**Prompt:** Pictures aside, write out every record exactly as it appears.

--- Exercise input ---

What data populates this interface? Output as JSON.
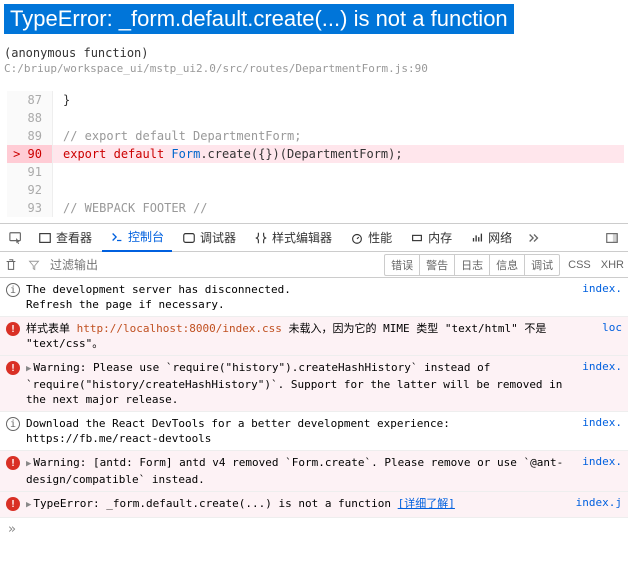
{
  "error": {
    "title": "TypeError: _form.default.create(...) is not a function",
    "anon": "(anonymous function)",
    "path": "C:/briup/workspace_ui/mstp_ui2.0/src/routes/DepartmentForm.js:90"
  },
  "code": {
    "l87": {
      "num": "87",
      "text": "}"
    },
    "l88": {
      "num": "88",
      "text": ""
    },
    "l89": {
      "num": "89",
      "text": "// export default DepartmentForm;"
    },
    "l90": {
      "num": "90",
      "export": "export",
      "default": "default",
      "form": "Form",
      "rest": ".create({})(DepartmentForm);"
    },
    "l91": {
      "num": "91",
      "text": ""
    },
    "l92": {
      "num": "92",
      "text": ""
    },
    "l93": {
      "num": "93",
      "text": "// WEBPACK FOOTER //"
    }
  },
  "tabs": {
    "inspector": "查看器",
    "console": "控制台",
    "debugger": "调试器",
    "style": "样式编辑器",
    "perf": "性能",
    "memory": "内存",
    "network": "网络"
  },
  "filter": {
    "placeholder": "过滤输出",
    "pills": {
      "error": "错误",
      "warn": "警告",
      "log": "日志",
      "info": "信息",
      "debug": "调试"
    },
    "css": "CSS",
    "xhr": "XHR"
  },
  "msgs": {
    "m1": {
      "text": "The development server has disconnected.\nRefresh the page if necessary.",
      "src": "index."
    },
    "m2": {
      "pre": "样式表单 ",
      "url": "http://localhost:8000/index.css",
      "rest": " 未载入，因为它的 MIME 类型 \"text/html\" 不是 \"text/css\"。",
      "src": "loc"
    },
    "m3": {
      "text": "Warning: Please use `require(\"history\").createHashHistory` instead of `require(\"history/createHashHistory\")`. Support for the latter will be removed in the next major release.",
      "src": "index."
    },
    "m4": {
      "pre": "Download the React DevTools for a better development experience: ",
      "url": "https://fb.me/react-devtools",
      "src": "index."
    },
    "m5": {
      "text": "Warning: [antd: Form] antd v4 removed `Form.create`. Please remove or use `@ant-design/compatible` instead.",
      "src": "index."
    },
    "m6": {
      "text": "TypeError: _form.default.create(...) is not a function",
      "link": "[详细了解]",
      "src": "index.j"
    }
  },
  "prompt": "»"
}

---

**Result of the task:**
What data populates this interface? Output as JSON.
{
  "error": {
    "title": "TypeError: _form.default.create(...) is not a function",
    "anon": "(anonymous function)",
    "path": "C:/briup/workspace_ui/mstp_ui2.0/src/routes/DepartmentForm.js:90"
  },
  "code": {
    "l87": {
      "num": "87",
      "text": "}"
    },
    "l88": {
      "num": "88",
      "text": ""
    },
    "l89": {
      "num": "89",
      "text": "// export default DepartmentForm;"
    },
    "l90": {
      "num": "90",
      "export": "export",
      "default": "default",
      "form": "Form",
      "rest": ".create({})(DepartmentForm);"
    },
    "l91": {
      "num": "91",
      "text": ""
    },
    "l92": {
      "num": "92",
      "text": ""
    },
    "l93": {
      "num": "93",
      "text": "// WEBPACK FOOTER //"
    }
  },
  "tabs": {
    "inspector": "查看器",
    "console": "控制台",
    "debugger": "调试器",
    "style": "样式编辑器",
    "perf": "性能",
    "memory": "内存",
    "network": "网络"
  },
  "filter": {
    "placeholder": "过滤输出",
    "pills": {
      "error": "错误",
      "warn": "警告",
      "log": "日志",
      "info": "信息",
      "debug": "调试"
    },
    "css": "CSS",
    "xhr": "XHR"
  },
  "msgs": {
    "m1": {
      "text": "The development server has disconnected.\nRefresh the page if necessary.",
      "src": "index."
    },
    "m2": {
      "pre": "样式表单 ",
      "url": "http://localhost:8000/index.css",
      "rest": " 未载入，因为它的 MIME 类型 \"text/html\" 不是 \"text/css\"。",
      "src": "loc"
    },
    "m3": {
      "text": "Warning: Please use `require(\"history\").createHashHistory` instead of `require(\"history/createHashHistory\")`. Support for the latter will be removed in the next major release.",
      "src": "index."
    },
    "m4": {
      "pre": "Download the React DevTools for a better development experience: ",
      "url": "https://fb.me/react-devtools",
      "src": "index."
    },
    "m5": {
      "text": "Warning: [antd: Form] antd v4 removed `Form.create`. Please remove or use `@ant-design/compatible` instead.",
      "src": "index."
    },
    "m6": {
      "text": "TypeError: _form.default.create(...) is not a function",
      "link": "[详细了解]",
      "src": "index.j"
    }
  },
  "prompt": "»"
}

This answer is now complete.